*Exercise goal:* Your task is to quote the material that follows, in full and exactly.

** begin Task inputs **

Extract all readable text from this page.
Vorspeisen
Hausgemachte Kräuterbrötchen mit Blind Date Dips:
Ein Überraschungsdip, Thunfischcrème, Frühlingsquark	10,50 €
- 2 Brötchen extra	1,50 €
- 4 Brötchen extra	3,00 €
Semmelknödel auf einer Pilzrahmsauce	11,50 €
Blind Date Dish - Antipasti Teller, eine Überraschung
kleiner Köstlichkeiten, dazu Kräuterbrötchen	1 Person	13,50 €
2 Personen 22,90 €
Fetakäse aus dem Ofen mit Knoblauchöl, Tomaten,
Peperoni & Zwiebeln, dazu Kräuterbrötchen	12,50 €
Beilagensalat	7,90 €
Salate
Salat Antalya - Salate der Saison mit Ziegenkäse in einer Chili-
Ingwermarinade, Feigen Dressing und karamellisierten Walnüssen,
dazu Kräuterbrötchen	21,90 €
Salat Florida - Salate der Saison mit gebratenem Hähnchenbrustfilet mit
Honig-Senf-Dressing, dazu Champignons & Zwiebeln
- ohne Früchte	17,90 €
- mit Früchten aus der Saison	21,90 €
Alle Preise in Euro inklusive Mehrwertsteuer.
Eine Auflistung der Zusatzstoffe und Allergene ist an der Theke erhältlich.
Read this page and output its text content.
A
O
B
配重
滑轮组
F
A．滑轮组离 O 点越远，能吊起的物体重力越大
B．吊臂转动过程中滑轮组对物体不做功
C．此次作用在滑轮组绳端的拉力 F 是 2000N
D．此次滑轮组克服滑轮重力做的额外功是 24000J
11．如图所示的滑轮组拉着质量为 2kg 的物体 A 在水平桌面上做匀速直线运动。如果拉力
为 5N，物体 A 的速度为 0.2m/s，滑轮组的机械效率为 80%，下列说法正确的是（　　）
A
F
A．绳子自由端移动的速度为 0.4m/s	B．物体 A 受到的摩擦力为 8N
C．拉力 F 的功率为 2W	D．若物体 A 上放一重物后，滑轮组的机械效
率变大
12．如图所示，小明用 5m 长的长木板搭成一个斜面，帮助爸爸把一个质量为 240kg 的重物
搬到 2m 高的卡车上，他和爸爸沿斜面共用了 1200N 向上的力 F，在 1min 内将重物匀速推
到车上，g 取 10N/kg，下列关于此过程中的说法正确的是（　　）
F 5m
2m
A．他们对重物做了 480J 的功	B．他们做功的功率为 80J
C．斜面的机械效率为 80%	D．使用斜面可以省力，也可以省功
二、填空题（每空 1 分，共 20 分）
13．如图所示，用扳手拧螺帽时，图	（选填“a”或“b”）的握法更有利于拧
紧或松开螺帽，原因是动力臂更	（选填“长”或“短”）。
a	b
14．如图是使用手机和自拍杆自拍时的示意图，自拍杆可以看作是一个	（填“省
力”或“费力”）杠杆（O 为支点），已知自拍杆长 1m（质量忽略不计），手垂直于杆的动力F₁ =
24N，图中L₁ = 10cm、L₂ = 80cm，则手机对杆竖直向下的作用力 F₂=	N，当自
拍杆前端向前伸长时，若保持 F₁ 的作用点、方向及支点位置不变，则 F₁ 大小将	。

** end Task inputs **

*Result for this exercise:*
Extract all readable text from this page.
Vorspeisen
Hausgemachte Kräuterbrötchen mit Blind Date Dips:
Ein Überraschungsdip, Thunfischcrème, Frühlingsquark	10,50 €
- 2 Brötchen extra	1,50 €
- 4 Brötchen extra	3,00 €
Semmelknödel auf einer Pilzrahmsauce	11,50 €
Blind Date Dish - Antipasti Teller, eine Überraschung
kleiner Köstlichkeiten, dazu Kräuterbrötchen	1 Person	13,50 €
2 Personen 22,90 €
Fetakäse aus dem Ofen mit Knoblauchöl, Tomaten,
Peperoni & Zwiebeln, dazu Kräuterbrötchen	12,50 €
Beilagensalat	7,90 €
Salate
Salat Antalya - Salate der Saison mit Ziegenkäse in einer Chili-
Ingwermarinade, Feigen Dressing und karamellisierten Walnüssen,
dazu Kräuterbrötchen	21,90 €
Salat Florida - Salate der Saison mit gebratenem Hähnchenbrustfilet mit
Honig-Senf-Dressing, dazu Champignons & Zwiebeln
- ohne Früchte	17,90 €
- mit Früchten aus der Saison	21,90 €
Alle Preise in Euro inklusive Mehrwertsteuer.
Eine Auflistung der Zusatzstoffe und Allergene ist an der Theke erhältlich.
Read this page and output its text content.
A
O
B
配重
滑轮组
F
A．滑轮组离 O 点越远，能吊起的物体重力越大
B．吊臂转动过程中滑轮组对物体不做功
C．此次作用在滑轮组绳端的拉力 F 是 2000N
D．此次滑轮组克服滑轮重力做的额外功是 24000J
11．如图所示的滑轮组拉着质量为 2kg 的物体 A 在水平桌面上做匀速直线运动。如果拉力
为 5N，物体 A 的速度为 0.2m/s，滑轮组的机械效率为 80%，下列说法正确的是（　　）
A
F
A．绳子自由端移动的速度为 0.4m/s	B．物体 A 受到的摩擦力为 8N
C．拉力 F 的功率为 2W	D．若物体 A 上放一重物后，滑轮组的机械效
率变大
12．如图所示，小明用 5m 长的长木板搭成一个斜面，帮助爸爸把一个质量为 240kg 的重物
搬到 2m 高的卡车上，他和爸爸沿斜面共用了 1200N 向上的力 F，在 1min 内将重物匀速推
到车上，g 取 10N/kg，下列关于此过程中的说法正确的是（　　）
F 5m
2m
A．他们对重物做了 480J 的功	B．他们做功的功率为 80J
C．斜面的机械效率为 80%	D．使用斜面可以省力，也可以省功
二、填空题（每空 1 分，共 20 分）
13．如图所示，用扳手拧螺帽时，图	（选填“a”或“b”）的握法更有利于拧
紧或松开螺帽，原因是动力臂更	（选填“长”或“短”）。
a	b
14．如图是使用手机和自拍杆自拍时的示意图，自拍杆可以看作是一个	（填“省
力”或“费力”）杠杆（O 为支点），已知自拍杆长 1m（质量忽略不计），手垂直于杆的动力F₁ =
24N，图中L₁ = 10cm、L₂ = 80cm，则手机对杆竖直向下的作用力 F₂=	N，当自
拍杆前端向前伸长时，若保持 F₁ 的作用点、方向及支点位置不变，则 F₁ 大小将	。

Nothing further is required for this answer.